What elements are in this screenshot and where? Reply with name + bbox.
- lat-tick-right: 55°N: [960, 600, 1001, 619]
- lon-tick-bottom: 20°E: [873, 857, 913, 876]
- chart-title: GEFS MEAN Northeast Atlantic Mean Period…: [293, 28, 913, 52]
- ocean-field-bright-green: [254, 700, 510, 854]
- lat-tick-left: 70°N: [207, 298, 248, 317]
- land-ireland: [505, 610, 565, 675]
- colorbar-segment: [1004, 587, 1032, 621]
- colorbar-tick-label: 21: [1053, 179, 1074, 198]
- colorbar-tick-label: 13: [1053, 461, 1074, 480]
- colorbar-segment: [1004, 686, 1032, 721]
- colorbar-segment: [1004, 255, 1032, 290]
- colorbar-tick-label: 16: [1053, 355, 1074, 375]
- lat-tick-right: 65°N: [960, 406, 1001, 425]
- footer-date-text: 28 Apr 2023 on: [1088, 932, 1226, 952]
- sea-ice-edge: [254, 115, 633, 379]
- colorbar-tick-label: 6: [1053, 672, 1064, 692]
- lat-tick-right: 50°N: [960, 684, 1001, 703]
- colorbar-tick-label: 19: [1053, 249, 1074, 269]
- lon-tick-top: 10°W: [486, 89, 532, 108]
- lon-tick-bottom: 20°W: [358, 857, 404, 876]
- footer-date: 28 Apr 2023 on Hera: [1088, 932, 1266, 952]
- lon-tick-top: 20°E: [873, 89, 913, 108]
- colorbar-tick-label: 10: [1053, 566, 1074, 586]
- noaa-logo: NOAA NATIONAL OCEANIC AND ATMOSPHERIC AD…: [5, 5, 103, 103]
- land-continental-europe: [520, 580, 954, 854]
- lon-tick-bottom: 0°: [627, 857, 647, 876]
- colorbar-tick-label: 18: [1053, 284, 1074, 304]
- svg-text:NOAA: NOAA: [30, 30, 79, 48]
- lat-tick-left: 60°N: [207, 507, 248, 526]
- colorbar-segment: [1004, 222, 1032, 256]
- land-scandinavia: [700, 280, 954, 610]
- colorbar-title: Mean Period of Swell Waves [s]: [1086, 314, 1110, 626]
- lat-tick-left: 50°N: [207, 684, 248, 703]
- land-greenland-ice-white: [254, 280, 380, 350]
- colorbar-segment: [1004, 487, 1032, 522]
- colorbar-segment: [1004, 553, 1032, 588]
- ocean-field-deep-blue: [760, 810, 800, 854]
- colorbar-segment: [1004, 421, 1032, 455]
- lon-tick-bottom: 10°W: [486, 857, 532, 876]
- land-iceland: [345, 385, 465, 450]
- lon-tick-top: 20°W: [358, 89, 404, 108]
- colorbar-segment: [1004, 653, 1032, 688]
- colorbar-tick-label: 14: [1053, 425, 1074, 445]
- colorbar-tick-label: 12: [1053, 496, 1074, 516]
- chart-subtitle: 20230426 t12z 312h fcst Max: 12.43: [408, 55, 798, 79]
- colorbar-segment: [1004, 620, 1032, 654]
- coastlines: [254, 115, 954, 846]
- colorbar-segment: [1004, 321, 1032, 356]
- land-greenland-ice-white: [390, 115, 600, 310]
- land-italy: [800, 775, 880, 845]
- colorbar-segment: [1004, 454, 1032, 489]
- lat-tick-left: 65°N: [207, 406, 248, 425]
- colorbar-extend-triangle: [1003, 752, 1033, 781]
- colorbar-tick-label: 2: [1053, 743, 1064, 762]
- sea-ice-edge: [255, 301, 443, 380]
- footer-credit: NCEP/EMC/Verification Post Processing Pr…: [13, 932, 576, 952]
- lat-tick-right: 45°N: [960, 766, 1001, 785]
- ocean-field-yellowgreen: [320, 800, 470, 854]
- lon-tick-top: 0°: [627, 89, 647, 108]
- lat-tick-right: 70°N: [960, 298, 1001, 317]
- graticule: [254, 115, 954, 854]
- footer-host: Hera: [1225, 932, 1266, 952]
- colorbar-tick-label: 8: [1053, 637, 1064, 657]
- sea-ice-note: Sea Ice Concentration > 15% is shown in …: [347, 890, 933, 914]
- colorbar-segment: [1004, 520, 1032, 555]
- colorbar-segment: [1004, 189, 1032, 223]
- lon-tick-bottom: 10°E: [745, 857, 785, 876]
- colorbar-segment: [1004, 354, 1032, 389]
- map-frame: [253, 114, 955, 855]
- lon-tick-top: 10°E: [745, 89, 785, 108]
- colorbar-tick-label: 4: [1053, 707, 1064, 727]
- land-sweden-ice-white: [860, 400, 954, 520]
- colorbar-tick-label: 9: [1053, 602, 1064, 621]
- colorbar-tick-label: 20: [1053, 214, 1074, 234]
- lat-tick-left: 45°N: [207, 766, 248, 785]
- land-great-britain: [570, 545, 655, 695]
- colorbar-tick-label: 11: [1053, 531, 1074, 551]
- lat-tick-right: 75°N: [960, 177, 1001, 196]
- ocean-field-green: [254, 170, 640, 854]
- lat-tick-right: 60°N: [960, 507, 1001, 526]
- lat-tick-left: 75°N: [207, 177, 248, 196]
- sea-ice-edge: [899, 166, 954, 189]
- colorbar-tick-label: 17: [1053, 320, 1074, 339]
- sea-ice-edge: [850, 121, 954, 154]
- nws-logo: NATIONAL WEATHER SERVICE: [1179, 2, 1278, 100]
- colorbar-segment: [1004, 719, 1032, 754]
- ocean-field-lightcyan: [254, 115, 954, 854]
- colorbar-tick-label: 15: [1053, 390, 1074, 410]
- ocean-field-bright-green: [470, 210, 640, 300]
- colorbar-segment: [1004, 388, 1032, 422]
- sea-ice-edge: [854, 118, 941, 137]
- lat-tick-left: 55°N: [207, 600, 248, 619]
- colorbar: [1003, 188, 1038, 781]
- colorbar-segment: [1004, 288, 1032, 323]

.....

• [STATED PROBLEM]:
Rewrite the data above, swapping every occurrence of "sea-ice-edge" for "ice-margin" and leaving everything else unchanged.

• [PROBLEM SOLUTION]:
What elements are in this screenshot and where? Reply with name + bbox.
- lat-tick-right: 55°N: [960, 600, 1001, 619]
- lon-tick-bottom: 20°E: [873, 857, 913, 876]
- chart-title: GEFS MEAN Northeast Atlantic Mean Period…: [293, 28, 913, 52]
- ocean-field-bright-green: [254, 700, 510, 854]
- lat-tick-left: 70°N: [207, 298, 248, 317]
- land-ireland: [505, 610, 565, 675]
- colorbar-segment: [1004, 587, 1032, 621]
- colorbar-tick-label: 21: [1053, 179, 1074, 198]
- colorbar-tick-label: 13: [1053, 461, 1074, 480]
- colorbar-segment: [1004, 686, 1032, 721]
- colorbar-segment: [1004, 255, 1032, 290]
- colorbar-tick-label: 16: [1053, 355, 1074, 375]
- lat-tick-right: 65°N: [960, 406, 1001, 425]
- footer-date-text: 28 Apr 2023 on: [1088, 932, 1226, 952]
- ice-margin: [254, 115, 633, 379]
- colorbar-tick-label: 6: [1053, 672, 1064, 692]
- lat-tick-right: 50°N: [960, 684, 1001, 703]
- colorbar-tick-label: 19: [1053, 249, 1074, 269]
- lon-tick-top: 10°W: [486, 89, 532, 108]
- lon-tick-bottom: 20°W: [358, 857, 404, 876]
- footer-date: 28 Apr 2023 on Hera: [1088, 932, 1266, 952]
- lon-tick-top: 20°E: [873, 89, 913, 108]
- colorbar-tick-label: 10: [1053, 566, 1074, 586]
- noaa-logo: NOAA NATIONAL OCEANIC AND ATMOSPHERIC AD…: [5, 5, 103, 103]
- land-continental-europe: [520, 580, 954, 854]
- lon-tick-bottom: 0°: [627, 857, 647, 876]
- colorbar-tick-label: 18: [1053, 284, 1074, 304]
- svg-text:NOAA: NOAA: [30, 30, 79, 48]
- lat-tick-left: 60°N: [207, 507, 248, 526]
- colorbar-segment: [1004, 222, 1032, 256]
- land-scandinavia: [700, 280, 954, 610]
- colorbar-title: Mean Period of Swell Waves [s]: [1086, 314, 1110, 626]
- lat-tick-left: 50°N: [207, 684, 248, 703]
- land-greenland-ice-white: [254, 280, 380, 350]
- colorbar-segment: [1004, 487, 1032, 522]
- colorbar-segment: [1004, 553, 1032, 588]
- ocean-field-deep-blue: [760, 810, 800, 854]
- colorbar-segment: [1004, 421, 1032, 455]
- lon-tick-bottom: 10°W: [486, 857, 532, 876]
- land-iceland: [345, 385, 465, 450]
- lon-tick-top: 20°W: [358, 89, 404, 108]
- colorbar-segment: [1004, 653, 1032, 688]
- colorbar-tick-label: 14: [1053, 425, 1074, 445]
- colorbar-tick-label: 12: [1053, 496, 1074, 516]
- chart-subtitle: 20230426 t12z 312h fcst Max: 12.43: [408, 55, 798, 79]
- colorbar-segment: [1004, 620, 1032, 654]
- coastlines: [254, 115, 954, 846]
- colorbar-segment: [1004, 321, 1032, 356]
- land-greenland-ice-white: [390, 115, 600, 310]
- land-italy: [800, 775, 880, 845]
- colorbar-segment: [1004, 454, 1032, 489]
- lat-tick-left: 65°N: [207, 406, 248, 425]
- colorbar-extend-triangle: [1003, 752, 1033, 781]
- colorbar-tick-label: 2: [1053, 743, 1064, 762]
- ice-margin: [255, 301, 443, 380]
- footer-credit: NCEP/EMC/Verification Post Processing Pr…: [13, 932, 576, 952]
- lat-tick-right: 45°N: [960, 766, 1001, 785]
- ocean-field-yellowgreen: [320, 800, 470, 854]
- lon-tick-top: 0°: [627, 89, 647, 108]
- lat-tick-right: 70°N: [960, 298, 1001, 317]
- graticule: [254, 115, 954, 854]
- footer-host: Hera: [1225, 932, 1266, 952]
- colorbar-tick-label: 8: [1053, 637, 1064, 657]
- sea-ice-note: Sea Ice Concentration > 15% is shown in …: [347, 890, 933, 914]
- colorbar-segment: [1004, 520, 1032, 555]
- colorbar-segment: [1004, 189, 1032, 223]
- lon-tick-bottom: 10°E: [745, 857, 785, 876]
- colorbar-segment: [1004, 354, 1032, 389]
- map-frame: [253, 114, 955, 855]
- lon-tick-top: 10°E: [745, 89, 785, 108]
- colorbar-tick-label: 4: [1053, 707, 1064, 727]
- land-sweden-ice-white: [860, 400, 954, 520]
- colorbar-tick-label: 9: [1053, 602, 1064, 621]
- colorbar-tick-label: 20: [1053, 214, 1074, 234]
- lat-tick-left: 45°N: [207, 766, 248, 785]
- land-great-britain: [570, 545, 655, 695]
- colorbar-tick-label: 11: [1053, 531, 1074, 551]
- lat-tick-right: 75°N: [960, 177, 1001, 196]
- ocean-field-green: [254, 170, 640, 854]
- lat-tick-right: 60°N: [960, 507, 1001, 526]
- lat-tick-left: 75°N: [207, 177, 248, 196]
- ice-margin: [899, 166, 954, 189]
- colorbar-tick-label: 17: [1053, 320, 1074, 339]
- ice-margin: [850, 121, 954, 154]
- nws-logo: NATIONAL WEATHER SERVICE: [1179, 2, 1278, 100]
- colorbar-segment: [1004, 719, 1032, 754]
- ocean-field-lightcyan: [254, 115, 954, 854]
- colorbar-tick-label: 15: [1053, 390, 1074, 410]
- ocean-field-bright-green: [470, 210, 640, 300]
- colorbar-segment: [1004, 388, 1032, 422]
- ice-margin: [854, 118, 941, 137]
- lat-tick-left: 55°N: [207, 600, 248, 619]
- colorbar: [1003, 188, 1038, 781]
- colorbar-segment: [1004, 288, 1032, 323]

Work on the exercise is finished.